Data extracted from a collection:
start

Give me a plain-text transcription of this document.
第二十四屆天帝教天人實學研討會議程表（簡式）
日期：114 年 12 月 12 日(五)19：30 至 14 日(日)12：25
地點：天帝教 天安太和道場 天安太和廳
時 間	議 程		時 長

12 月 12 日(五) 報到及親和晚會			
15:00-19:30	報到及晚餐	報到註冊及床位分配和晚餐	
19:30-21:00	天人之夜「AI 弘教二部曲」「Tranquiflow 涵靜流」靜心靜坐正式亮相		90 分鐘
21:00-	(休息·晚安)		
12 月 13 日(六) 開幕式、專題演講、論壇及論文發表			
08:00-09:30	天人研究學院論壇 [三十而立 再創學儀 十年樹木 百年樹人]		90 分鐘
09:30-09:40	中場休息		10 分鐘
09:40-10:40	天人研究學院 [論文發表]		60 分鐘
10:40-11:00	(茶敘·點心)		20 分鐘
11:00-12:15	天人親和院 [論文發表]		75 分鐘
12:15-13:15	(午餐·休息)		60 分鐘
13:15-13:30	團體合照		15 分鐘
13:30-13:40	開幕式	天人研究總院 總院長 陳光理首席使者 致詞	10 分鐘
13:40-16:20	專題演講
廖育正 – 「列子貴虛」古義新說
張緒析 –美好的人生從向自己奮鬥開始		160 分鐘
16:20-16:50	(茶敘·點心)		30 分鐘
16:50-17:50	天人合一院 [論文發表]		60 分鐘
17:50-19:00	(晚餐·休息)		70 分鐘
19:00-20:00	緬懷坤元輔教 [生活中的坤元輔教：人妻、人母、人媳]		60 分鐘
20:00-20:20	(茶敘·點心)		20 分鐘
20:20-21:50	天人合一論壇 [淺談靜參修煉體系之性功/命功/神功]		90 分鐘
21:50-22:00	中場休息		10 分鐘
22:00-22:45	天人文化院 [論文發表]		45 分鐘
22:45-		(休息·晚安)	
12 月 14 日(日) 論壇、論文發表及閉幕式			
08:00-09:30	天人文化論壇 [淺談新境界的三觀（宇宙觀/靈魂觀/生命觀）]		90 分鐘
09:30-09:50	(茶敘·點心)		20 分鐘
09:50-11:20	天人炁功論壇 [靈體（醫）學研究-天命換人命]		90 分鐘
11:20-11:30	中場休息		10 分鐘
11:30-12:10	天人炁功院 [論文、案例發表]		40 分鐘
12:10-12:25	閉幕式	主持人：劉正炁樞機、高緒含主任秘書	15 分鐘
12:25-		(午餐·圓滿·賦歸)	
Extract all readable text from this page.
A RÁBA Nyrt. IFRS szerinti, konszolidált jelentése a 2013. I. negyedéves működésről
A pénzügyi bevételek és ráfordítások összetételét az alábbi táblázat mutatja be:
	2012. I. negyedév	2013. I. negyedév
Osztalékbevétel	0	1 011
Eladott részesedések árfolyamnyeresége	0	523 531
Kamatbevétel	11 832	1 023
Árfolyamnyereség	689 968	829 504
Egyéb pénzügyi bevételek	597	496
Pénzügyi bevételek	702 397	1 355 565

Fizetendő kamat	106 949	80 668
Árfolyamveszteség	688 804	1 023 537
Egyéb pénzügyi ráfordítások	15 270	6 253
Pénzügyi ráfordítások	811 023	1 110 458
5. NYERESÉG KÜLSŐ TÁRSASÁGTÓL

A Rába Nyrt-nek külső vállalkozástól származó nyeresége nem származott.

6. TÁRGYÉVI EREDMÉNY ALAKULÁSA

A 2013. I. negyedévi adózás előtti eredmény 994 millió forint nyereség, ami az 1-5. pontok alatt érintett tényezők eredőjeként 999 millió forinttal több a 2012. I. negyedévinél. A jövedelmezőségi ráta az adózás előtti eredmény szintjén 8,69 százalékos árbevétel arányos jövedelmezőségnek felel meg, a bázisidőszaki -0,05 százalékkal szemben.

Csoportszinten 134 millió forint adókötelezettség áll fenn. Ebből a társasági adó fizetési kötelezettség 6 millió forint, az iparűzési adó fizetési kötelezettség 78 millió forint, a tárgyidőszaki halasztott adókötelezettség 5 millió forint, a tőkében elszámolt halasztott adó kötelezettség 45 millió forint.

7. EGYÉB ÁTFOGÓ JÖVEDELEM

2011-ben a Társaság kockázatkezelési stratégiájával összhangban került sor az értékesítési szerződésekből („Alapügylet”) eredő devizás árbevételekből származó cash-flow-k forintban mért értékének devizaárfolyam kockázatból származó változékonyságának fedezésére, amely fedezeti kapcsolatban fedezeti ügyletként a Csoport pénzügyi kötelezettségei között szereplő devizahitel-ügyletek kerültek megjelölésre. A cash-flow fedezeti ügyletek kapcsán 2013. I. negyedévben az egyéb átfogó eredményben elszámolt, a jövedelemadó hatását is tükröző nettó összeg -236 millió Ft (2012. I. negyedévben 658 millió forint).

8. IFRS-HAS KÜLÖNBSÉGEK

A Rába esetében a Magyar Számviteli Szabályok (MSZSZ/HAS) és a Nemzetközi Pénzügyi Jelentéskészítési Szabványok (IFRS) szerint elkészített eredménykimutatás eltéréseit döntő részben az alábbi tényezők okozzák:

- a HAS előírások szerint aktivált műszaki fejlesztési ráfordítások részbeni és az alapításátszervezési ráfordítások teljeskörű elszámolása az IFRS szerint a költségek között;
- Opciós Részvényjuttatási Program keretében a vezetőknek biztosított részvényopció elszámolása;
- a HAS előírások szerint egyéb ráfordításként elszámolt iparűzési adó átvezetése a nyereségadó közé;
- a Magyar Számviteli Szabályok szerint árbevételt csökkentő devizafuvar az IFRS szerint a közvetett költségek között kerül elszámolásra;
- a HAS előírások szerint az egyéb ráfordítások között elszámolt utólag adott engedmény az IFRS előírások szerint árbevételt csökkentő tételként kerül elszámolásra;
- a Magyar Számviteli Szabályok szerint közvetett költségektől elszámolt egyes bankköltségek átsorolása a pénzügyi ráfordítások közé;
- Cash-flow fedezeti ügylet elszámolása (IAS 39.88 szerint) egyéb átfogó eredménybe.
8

end

• WHAT THE TASK REQUIRES
Report only how many lines in the records contain the word "közvetett".

• EXPECTED OUTPUT
2